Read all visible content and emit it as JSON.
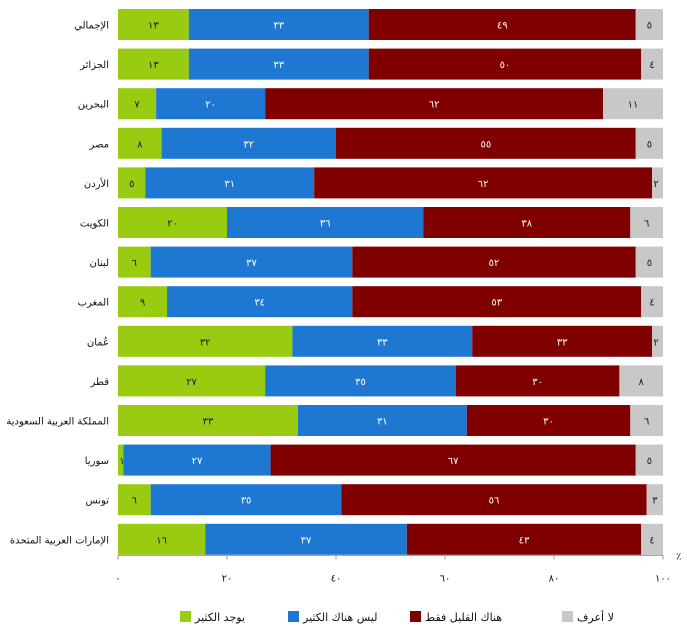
{
  "chart_data": {
    "type": "bar",
    "orientation": "horizontal",
    "stacked": true,
    "categories": [
      "الإجمالي",
      "الجزائر",
      "البحرين",
      "مصر",
      "الأردن",
      "الكويت",
      "لبنان",
      "المغرب",
      "عُمان",
      "قطر",
      "المملكة العربية السعودية",
      "سوريا",
      "تونس",
      "الإمارات العربية المتحدة"
    ],
    "series": [
      {
        "name": "يوجد الكثير",
        "color": "#99cc11",
        "label_color": "#1a1a1a",
        "values": [
          13,
          13,
          7,
          8,
          5,
          20,
          6,
          9,
          32,
          27,
          33,
          1,
          6,
          16
        ],
        "labels": [
          "١٣",
          "١٣",
          "٧",
          "٨",
          "٥",
          "٢٠",
          "٦",
          "٩",
          "٣٢",
          "٢٧",
          "٣٣",
          "١",
          "٦",
          "١٦"
        ]
      },
      {
        "name": "ليس هناك الكثير",
        "color": "#1e78d2",
        "label_color": "#ffffff",
        "values": [
          33,
          33,
          20,
          32,
          31,
          36,
          37,
          34,
          33,
          35,
          31,
          27,
          35,
          37
        ],
        "labels": [
          "٣٣",
          "٣٣",
          "٢٠",
          "٣٢",
          "٣١",
          "٣٦",
          "٣٧",
          "٣٤",
          "٣٣",
          "٣٥",
          "٣١",
          "٢٧",
          "٣٥",
          "٣٧"
        ]
      },
      {
        "name": "هناك القليل فقط",
        "color": "#800000",
        "label_color": "#ffffff",
        "values": [
          49,
          50,
          62,
          55,
          62,
          38,
          52,
          53,
          33,
          30,
          30,
          67,
          56,
          43
        ],
        "labels": [
          "٤٩",
          "٥٠",
          "٦٢",
          "٥٥",
          "٦٢",
          "٣٨",
          "٥٢",
          "٥٣",
          "٣٣",
          "٣٠",
          "٣٠",
          "٦٧",
          "٥٦",
          "٤٣"
        ]
      },
      {
        "name": "لا أعرف",
        "color": "#c8c8c8",
        "label_color": "#1a1a1a",
        "values": [
          5,
          4,
          11,
          5,
          2,
          6,
          5,
          4,
          2,
          8,
          6,
          5,
          3,
          4
        ],
        "labels": [
          "٥",
          "٤",
          "١١",
          "٥",
          "٢",
          "٦",
          "٥",
          "٤",
          "٢",
          "٨",
          "٦",
          "٥",
          "٣",
          "٤"
        ]
      }
    ],
    "xlim": [
      0,
      100
    ],
    "xticks": [
      0,
      20,
      40,
      60,
      80,
      100
    ],
    "xtick_labels": [
      "٠",
      "٢٠",
      "٤٠",
      "٦٠",
      "٨٠",
      "١٠٠"
    ],
    "unit_label": "٪",
    "legend_position": "bottom",
    "grid": false
  }
}
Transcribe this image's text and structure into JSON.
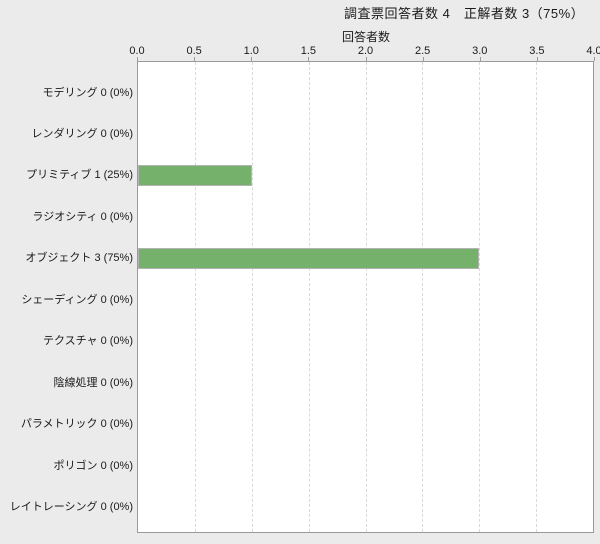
{
  "header": {
    "title": "調査票回答者数 4　正解者数 3（75%）",
    "survey_respondents_label": "調査票回答者数",
    "survey_respondents": 4,
    "correct_answers_label": "正解者数",
    "correct_answers": 3,
    "correct_percent": "75%"
  },
  "chart_data": {
    "type": "bar",
    "orientation": "horizontal",
    "title": "調査票回答者数 4　正解者数 3（75%）",
    "xlabel": "回答者数",
    "ylabel": "",
    "xlim": [
      0,
      4
    ],
    "x_ticks": [
      "0.0",
      "0.5",
      "1.0",
      "1.5",
      "2.0",
      "2.5",
      "3.0",
      "3.5",
      "4.0"
    ],
    "grid": "vertical-dashed",
    "legend": "none",
    "categories": [
      {
        "name": "モデリング",
        "value": 0,
        "percent": "0%",
        "label": "モデリング 0 (0%)"
      },
      {
        "name": "レンダリング",
        "value": 0,
        "percent": "0%",
        "label": "レンダリング 0 (0%)"
      },
      {
        "name": "プリミティブ",
        "value": 1,
        "percent": "25%",
        "label": "プリミティブ 1 (25%)"
      },
      {
        "name": "ラジオシティ",
        "value": 0,
        "percent": "0%",
        "label": "ラジオシティ 0 (0%)"
      },
      {
        "name": "オブジェクト",
        "value": 3,
        "percent": "75%",
        "label": "オブジェクト 3 (75%)"
      },
      {
        "name": "シェーディング",
        "value": 0,
        "percent": "0%",
        "label": "シェーディング 0 (0%)"
      },
      {
        "name": "テクスチャ",
        "value": 0,
        "percent": "0%",
        "label": "テクスチャ 0 (0%)"
      },
      {
        "name": "陰線処理",
        "value": 0,
        "percent": "0%",
        "label": "陰線処理 0 (0%)"
      },
      {
        "name": "パラメトリック",
        "value": 0,
        "percent": "0%",
        "label": "パラメトリック 0 (0%)"
      },
      {
        "name": "ポリゴン",
        "value": 0,
        "percent": "0%",
        "label": "ポリゴン 0 (0%)"
      },
      {
        "name": "レイトレーシング",
        "value": 0,
        "percent": "0%",
        "label": "レイトレーシング 0 (0%)"
      }
    ],
    "colors": {
      "bar_fill": "#75b16b",
      "bar_border": "#b3b3b3",
      "grid": "#d9d9d9",
      "axis": "#9a9a9a",
      "plot_bg": "#ffffff",
      "page_bg": "#ebebeb",
      "text": "#1a1a1a"
    }
  }
}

═══

● **Challenge**:
All the records need to be repeated exactly, with the images dropped.

● **Exercise response**:
Read all visible content and emit it as JSON.
{
  "chart_data": {
    "type": "bar",
    "orientation": "horizontal",
    "stacked": true,
    "categories": [
      "الإجمالي",
      "الجزائر",
      "البحرين",
      "مصر",
      "الأردن",
      "الكويت",
      "لبنان",
      "المغرب",
      "عُمان",
      "قطر",
      "المملكة العربية السعودية",
      "سوريا",
      "تونس",
      "الإمارات العربية المتحدة"
    ],
    "series": [
      {
        "name": "يوجد الكثير",
        "color": "#99cc11",
        "label_color": "#1a1a1a",
        "values": [
          13,
          13,
          7,
          8,
          5,
          20,
          6,
          9,
          32,
          27,
          33,
          1,
          6,
          16
        ],
        "labels": [
          "١٣",
          "١٣",
          "٧",
          "٨",
          "٥",
          "٢٠",
          "٦",
          "٩",
          "٣٢",
          "٢٧",
          "٣٣",
          "١",
          "٦",
          "١٦"
        ]
      },
      {
        "name": "ليس هناك الكثير",
        "color": "#1e78d2",
        "label_color": "#ffffff",
        "values": [
          33,
          33,
          20,
          32,
          31,
          36,
          37,
          34,
          33,
          35,
          31,
          27,
          35,
          37
        ],
        "labels": [
          "٣٣",
          "٣٣",
          "٢٠",
          "٣٢",
          "٣١",
          "٣٦",
          "٣٧",
          "٣٤",
          "٣٣",
          "٣٥",
          "٣١",
          "٢٧",
          "٣٥",
          "٣٧"
        ]
      },
      {
        "name": "هناك القليل فقط",
        "color": "#800000",
        "label_color": "#ffffff",
        "values": [
          49,
          50,
          62,
          55,
          62,
          38,
          52,
          53,
          33,
          30,
          30,
          67,
          56,
          43
        ],
        "labels": [
          "٤٩",
          "٥٠",
          "٦٢",
          "٥٥",
          "٦٢",
          "٣٨",
          "٥٢",
          "٥٣",
          "٣٣",
          "٣٠",
          "٣٠",
          "٦٧",
          "٥٦",
          "٤٣"
        ]
      },
      {
        "name": "لا أعرف",
        "color": "#c8c8c8",
        "label_color": "#1a1a1a",
        "values": [
          5,
          4,
          11,
          5,
          2,
          6,
          5,
          4,
          2,
          8,
          6,
          5,
          3,
          4
        ],
        "labels": [
          "٥",
          "٤",
          "١١",
          "٥",
          "٢",
          "٦",
          "٥",
          "٤",
          "٢",
          "٨",
          "٦",
          "٥",
          "٣",
          "٤"
        ]
      }
    ],
    "xlim": [
      0,
      100
    ],
    "xticks": [
      0,
      20,
      40,
      60,
      80,
      100
    ],
    "xtick_labels": [
      "٠",
      "٢٠",
      "٤٠",
      "٦٠",
      "٨٠",
      "١٠٠"
    ],
    "unit_label": "٪",
    "legend_position": "bottom",
    "grid": false
  }
}
Transcribe this image's text and structure into JSON.
{
  "header": {
    "title": "調査票回答者数 4　正解者数 3（75%）",
    "survey_respondents_label": "調査票回答者数",
    "survey_respondents": 4,
    "correct_answers_label": "正解者数",
    "correct_answers": 3,
    "correct_percent": "75%"
  },
  "chart_data": {
    "type": "bar",
    "orientation": "horizontal",
    "title": "調査票回答者数 4　正解者数 3（75%）",
    "xlabel": "回答者数",
    "ylabel": "",
    "xlim": [
      0,
      4
    ],
    "x_ticks": [
      "0.0",
      "0.5",
      "1.0",
      "1.5",
      "2.0",
      "2.5",
      "3.0",
      "3.5",
      "4.0"
    ],
    "grid": "vertical-dashed",
    "legend": "none",
    "categories": [
      {
        "name": "モデリング",
        "value": 0,
        "percent": "0%",
        "label": "モデリング 0 (0%)"
      },
      {
        "name": "レンダリング",
        "value": 0,
        "percent": "0%",
        "label": "レンダリング 0 (0%)"
      },
      {
        "name": "プリミティブ",
        "value": 1,
        "percent": "25%",
        "label": "プリミティブ 1 (25%)"
      },
      {
        "name": "ラジオシティ",
        "value": 0,
        "percent": "0%",
        "label": "ラジオシティ 0 (0%)"
      },
      {
        "name": "オブジェクト",
        "value": 3,
        "percent": "75%",
        "label": "オブジェクト 3 (75%)"
      },
      {
        "name": "シェーディング",
        "value": 0,
        "percent": "0%",
        "label": "シェーディング 0 (0%)"
      },
      {
        "name": "テクスチャ",
        "value": 0,
        "percent": "0%",
        "label": "テクスチャ 0 (0%)"
      },
      {
        "name": "陰線処理",
        "value": 0,
        "percent": "0%",
        "label": "陰線処理 0 (0%)"
      },
      {
        "name": "パラメトリック",
        "value": 0,
        "percent": "0%",
        "label": "パラメトリック 0 (0%)"
      },
      {
        "name": "ポリゴン",
        "value": 0,
        "percent": "0%",
        "label": "ポリゴン 0 (0%)"
      },
      {
        "name": "レイトレーシング",
        "value": 0,
        "percent": "0%",
        "label": "レイトレーシング 0 (0%)"
      }
    ],
    "colors": {
      "bar_fill": "#75b16b",
      "bar_border": "#b3b3b3",
      "grid": "#d9d9d9",
      "axis": "#9a9a9a",
      "plot_bg": "#ffffff",
      "page_bg": "#ebebeb",
      "text": "#1a1a1a"
    }
  }
}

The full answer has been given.